DO THIS: Look through the data below. Show each line where the string "type" occurs.

DATA SECTION:
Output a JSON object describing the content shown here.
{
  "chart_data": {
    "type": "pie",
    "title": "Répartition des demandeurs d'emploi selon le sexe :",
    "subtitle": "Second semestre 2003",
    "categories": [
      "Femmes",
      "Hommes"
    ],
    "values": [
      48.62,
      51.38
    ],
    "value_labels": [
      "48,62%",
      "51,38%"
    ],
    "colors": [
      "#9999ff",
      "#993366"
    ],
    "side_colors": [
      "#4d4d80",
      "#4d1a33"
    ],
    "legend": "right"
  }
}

==

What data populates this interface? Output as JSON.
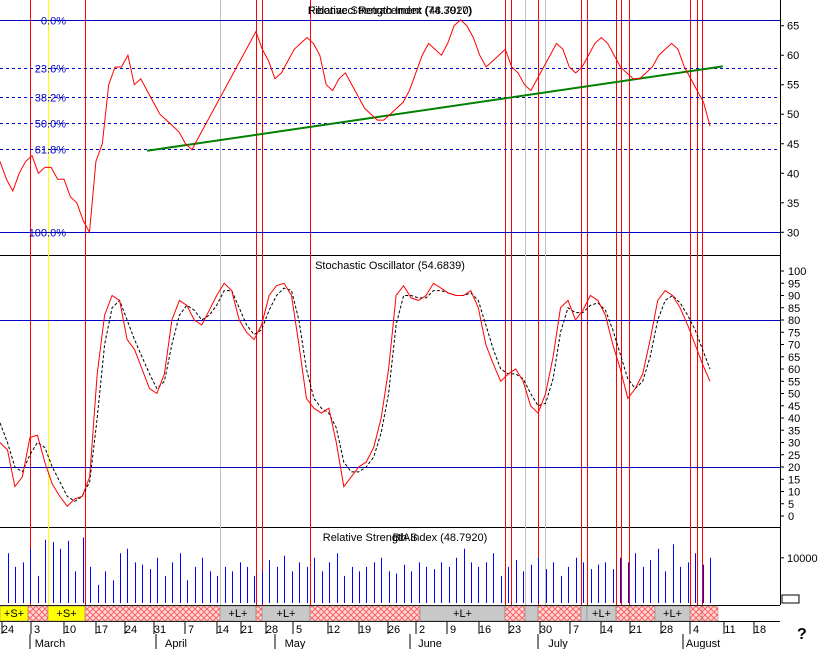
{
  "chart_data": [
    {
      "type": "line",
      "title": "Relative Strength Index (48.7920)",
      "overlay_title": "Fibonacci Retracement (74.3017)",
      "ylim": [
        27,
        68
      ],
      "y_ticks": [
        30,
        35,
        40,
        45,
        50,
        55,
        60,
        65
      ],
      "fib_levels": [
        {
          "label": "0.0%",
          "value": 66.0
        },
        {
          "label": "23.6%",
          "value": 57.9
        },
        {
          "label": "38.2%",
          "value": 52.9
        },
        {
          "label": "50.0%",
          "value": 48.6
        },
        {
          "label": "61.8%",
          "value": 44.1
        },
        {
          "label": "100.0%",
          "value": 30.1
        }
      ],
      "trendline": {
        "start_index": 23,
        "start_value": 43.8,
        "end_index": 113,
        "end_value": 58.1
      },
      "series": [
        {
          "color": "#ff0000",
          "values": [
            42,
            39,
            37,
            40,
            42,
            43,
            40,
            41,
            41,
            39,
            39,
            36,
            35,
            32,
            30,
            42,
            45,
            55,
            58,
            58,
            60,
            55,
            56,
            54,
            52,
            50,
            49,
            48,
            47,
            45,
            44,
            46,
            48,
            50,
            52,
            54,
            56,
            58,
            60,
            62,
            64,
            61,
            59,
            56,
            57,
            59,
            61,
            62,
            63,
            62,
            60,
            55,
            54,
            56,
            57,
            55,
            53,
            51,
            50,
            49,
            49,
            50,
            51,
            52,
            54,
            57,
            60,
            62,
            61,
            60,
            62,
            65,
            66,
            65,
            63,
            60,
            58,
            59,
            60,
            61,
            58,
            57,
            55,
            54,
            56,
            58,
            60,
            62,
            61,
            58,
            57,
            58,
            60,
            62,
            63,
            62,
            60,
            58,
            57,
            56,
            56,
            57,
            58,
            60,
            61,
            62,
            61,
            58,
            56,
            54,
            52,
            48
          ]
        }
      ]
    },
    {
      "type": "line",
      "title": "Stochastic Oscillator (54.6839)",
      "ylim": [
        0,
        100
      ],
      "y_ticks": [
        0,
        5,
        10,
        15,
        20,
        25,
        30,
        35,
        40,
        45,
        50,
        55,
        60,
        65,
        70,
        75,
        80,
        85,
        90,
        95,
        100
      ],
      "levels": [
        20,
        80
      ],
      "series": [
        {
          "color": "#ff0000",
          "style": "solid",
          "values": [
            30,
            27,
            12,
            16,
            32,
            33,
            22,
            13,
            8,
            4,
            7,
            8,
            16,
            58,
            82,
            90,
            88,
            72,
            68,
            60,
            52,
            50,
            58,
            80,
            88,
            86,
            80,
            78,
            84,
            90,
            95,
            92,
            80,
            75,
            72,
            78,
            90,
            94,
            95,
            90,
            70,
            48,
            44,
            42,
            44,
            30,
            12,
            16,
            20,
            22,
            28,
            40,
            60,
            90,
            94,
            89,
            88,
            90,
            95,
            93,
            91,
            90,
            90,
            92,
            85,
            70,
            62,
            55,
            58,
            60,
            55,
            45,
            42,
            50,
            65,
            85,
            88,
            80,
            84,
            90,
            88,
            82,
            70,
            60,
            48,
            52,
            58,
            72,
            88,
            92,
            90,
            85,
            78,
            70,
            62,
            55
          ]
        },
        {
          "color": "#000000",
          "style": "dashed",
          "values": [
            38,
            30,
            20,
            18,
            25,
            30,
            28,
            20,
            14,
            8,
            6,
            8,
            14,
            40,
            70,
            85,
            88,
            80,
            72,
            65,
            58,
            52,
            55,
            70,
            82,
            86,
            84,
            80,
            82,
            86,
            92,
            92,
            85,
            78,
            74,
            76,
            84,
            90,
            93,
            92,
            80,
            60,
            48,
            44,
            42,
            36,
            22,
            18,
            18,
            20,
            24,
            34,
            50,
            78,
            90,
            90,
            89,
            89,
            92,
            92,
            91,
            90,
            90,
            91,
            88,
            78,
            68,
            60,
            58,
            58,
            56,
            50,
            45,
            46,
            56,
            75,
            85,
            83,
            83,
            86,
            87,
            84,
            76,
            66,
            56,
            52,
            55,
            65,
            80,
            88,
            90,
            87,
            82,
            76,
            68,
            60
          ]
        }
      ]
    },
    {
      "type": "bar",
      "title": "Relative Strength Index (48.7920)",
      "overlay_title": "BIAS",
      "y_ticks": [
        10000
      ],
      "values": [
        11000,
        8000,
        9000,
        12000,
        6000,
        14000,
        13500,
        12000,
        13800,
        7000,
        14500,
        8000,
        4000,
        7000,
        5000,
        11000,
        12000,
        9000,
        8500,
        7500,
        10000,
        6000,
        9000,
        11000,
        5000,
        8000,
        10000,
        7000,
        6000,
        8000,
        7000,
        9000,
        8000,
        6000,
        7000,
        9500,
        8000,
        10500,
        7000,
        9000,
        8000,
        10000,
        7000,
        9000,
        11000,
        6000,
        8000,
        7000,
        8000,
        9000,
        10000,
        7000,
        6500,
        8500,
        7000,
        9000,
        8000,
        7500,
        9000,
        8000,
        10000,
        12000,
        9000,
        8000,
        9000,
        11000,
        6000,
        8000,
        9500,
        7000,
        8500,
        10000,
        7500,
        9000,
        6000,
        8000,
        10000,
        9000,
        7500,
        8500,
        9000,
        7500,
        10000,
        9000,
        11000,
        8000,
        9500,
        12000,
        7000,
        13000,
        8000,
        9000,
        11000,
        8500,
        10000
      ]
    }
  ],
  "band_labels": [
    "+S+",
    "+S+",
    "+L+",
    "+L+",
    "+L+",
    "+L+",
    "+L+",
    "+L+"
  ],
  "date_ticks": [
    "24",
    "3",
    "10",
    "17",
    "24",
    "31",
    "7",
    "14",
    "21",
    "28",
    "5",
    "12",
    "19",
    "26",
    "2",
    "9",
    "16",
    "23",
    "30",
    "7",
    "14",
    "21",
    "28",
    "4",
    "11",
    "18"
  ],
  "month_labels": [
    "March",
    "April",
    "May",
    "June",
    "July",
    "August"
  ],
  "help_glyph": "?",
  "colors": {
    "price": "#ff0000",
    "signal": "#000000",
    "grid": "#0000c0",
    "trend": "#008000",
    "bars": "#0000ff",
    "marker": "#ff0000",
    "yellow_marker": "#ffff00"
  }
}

---

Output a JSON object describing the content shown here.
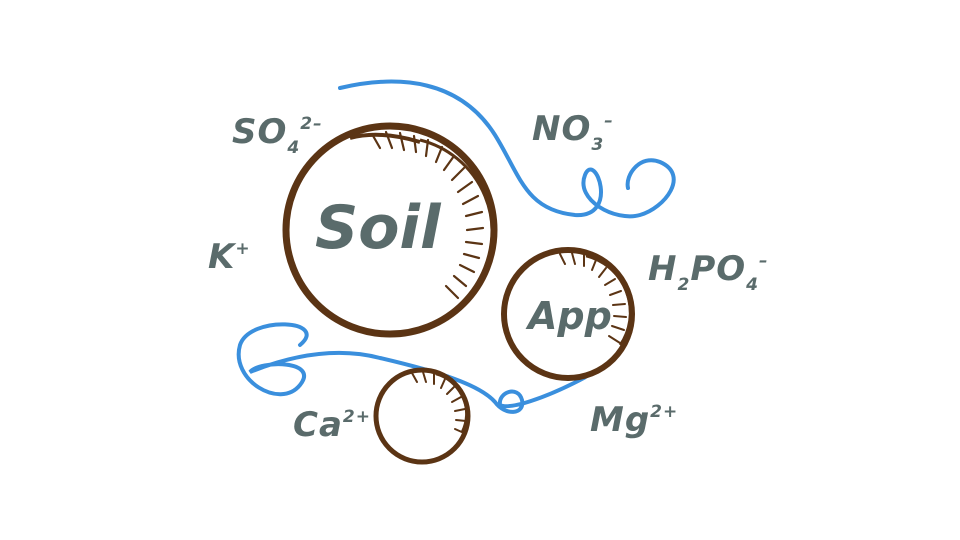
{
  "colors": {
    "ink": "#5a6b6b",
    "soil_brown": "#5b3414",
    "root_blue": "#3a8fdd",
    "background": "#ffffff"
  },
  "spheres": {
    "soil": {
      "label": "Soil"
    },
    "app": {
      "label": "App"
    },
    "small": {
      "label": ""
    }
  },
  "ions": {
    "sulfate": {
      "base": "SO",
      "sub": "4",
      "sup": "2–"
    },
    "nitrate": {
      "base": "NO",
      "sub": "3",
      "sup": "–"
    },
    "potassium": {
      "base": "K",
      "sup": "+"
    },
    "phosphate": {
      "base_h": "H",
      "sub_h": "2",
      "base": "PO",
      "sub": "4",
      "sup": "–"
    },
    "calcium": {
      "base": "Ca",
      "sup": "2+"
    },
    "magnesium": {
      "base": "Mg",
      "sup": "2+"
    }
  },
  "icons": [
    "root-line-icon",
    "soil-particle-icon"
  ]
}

RIGHT ANSWER:
    "type": "pie",
      "type": "line",
      "type": "line",
      "type": "bar",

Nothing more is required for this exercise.